• EXERCISE: Leave out the images; return the rest of the data exactly.

• ITEMS:
>>>>>

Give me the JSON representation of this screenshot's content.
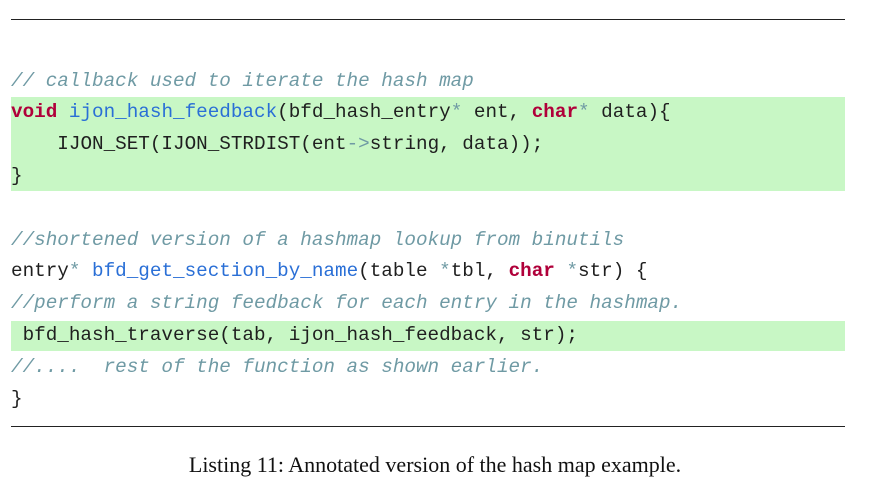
{
  "listing": {
    "line1": {
      "comment": "// callback used to iterate the hash map"
    },
    "line2": {
      "kw_void": "void",
      "fn_name": "ijon_hash_feedback",
      "params_a": "(bfd_hash_entry",
      "star1": "*",
      "params_b": " ent, ",
      "kw_char": "char",
      "star2": "*",
      "params_c": " data){"
    },
    "line3": {
      "indent": "    ",
      "code_a": "IJON_SET(IJON_STRDIST(ent",
      "arrow": "->",
      "code_b": "string, data));"
    },
    "line4": {
      "brace": "}"
    },
    "line5": {
      "comment": "//shortened version of a hashmap lookup from binutils"
    },
    "line6": {
      "type": "entry",
      "star1": "*",
      "space": " ",
      "fn_name": "bfd_get_section_by_name",
      "params_a": "(table ",
      "star2": "*",
      "params_b": "tbl, ",
      "kw_char": "char",
      "space2": " ",
      "star3": "*",
      "params_c": "str) {"
    },
    "line7": {
      "comment": "//perform a string feedback for each entry in the hashmap."
    },
    "line8": {
      "code": " bfd_hash_traverse(tab, ijon_hash_feedback, str);"
    },
    "line9": {
      "comment": "//....  rest of the function as shown earlier."
    },
    "line10": {
      "brace": "}"
    }
  },
  "caption": "Listing 11: Annotated version of the hash map example."
}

<<<<<

• ANSWER FOR THIS EXERCISE:
Give me the JSON representation of this screenshot's content.
{
  "listing": {
    "line1": {
      "comment": "// callback used to iterate the hash map"
    },
    "line2": {
      "kw_void": "void",
      "fn_name": "ijon_hash_feedback",
      "params_a": "(bfd_hash_entry",
      "star1": "*",
      "params_b": " ent, ",
      "kw_char": "char",
      "star2": "*",
      "params_c": " data){"
    },
    "line3": {
      "indent": "    ",
      "code_a": "IJON_SET(IJON_STRDIST(ent",
      "arrow": "->",
      "code_b": "string, data));"
    },
    "line4": {
      "brace": "}"
    },
    "line5": {
      "comment": "//shortened version of a hashmap lookup from binutils"
    },
    "line6": {
      "type": "entry",
      "star1": "*",
      "space": " ",
      "fn_name": "bfd_get_section_by_name",
      "params_a": "(table ",
      "star2": "*",
      "params_b": "tbl, ",
      "kw_char": "char",
      "space2": " ",
      "star3": "*",
      "params_c": "str) {"
    },
    "line7": {
      "comment": "//perform a string feedback for each entry in the hashmap."
    },
    "line8": {
      "code": " bfd_hash_traverse(tab, ijon_hash_feedback, str);"
    },
    "line9": {
      "comment": "//....  rest of the function as shown earlier."
    },
    "line10": {
      "brace": "}"
    }
  },
  "caption": "Listing 11: Annotated version of the hash map example."
}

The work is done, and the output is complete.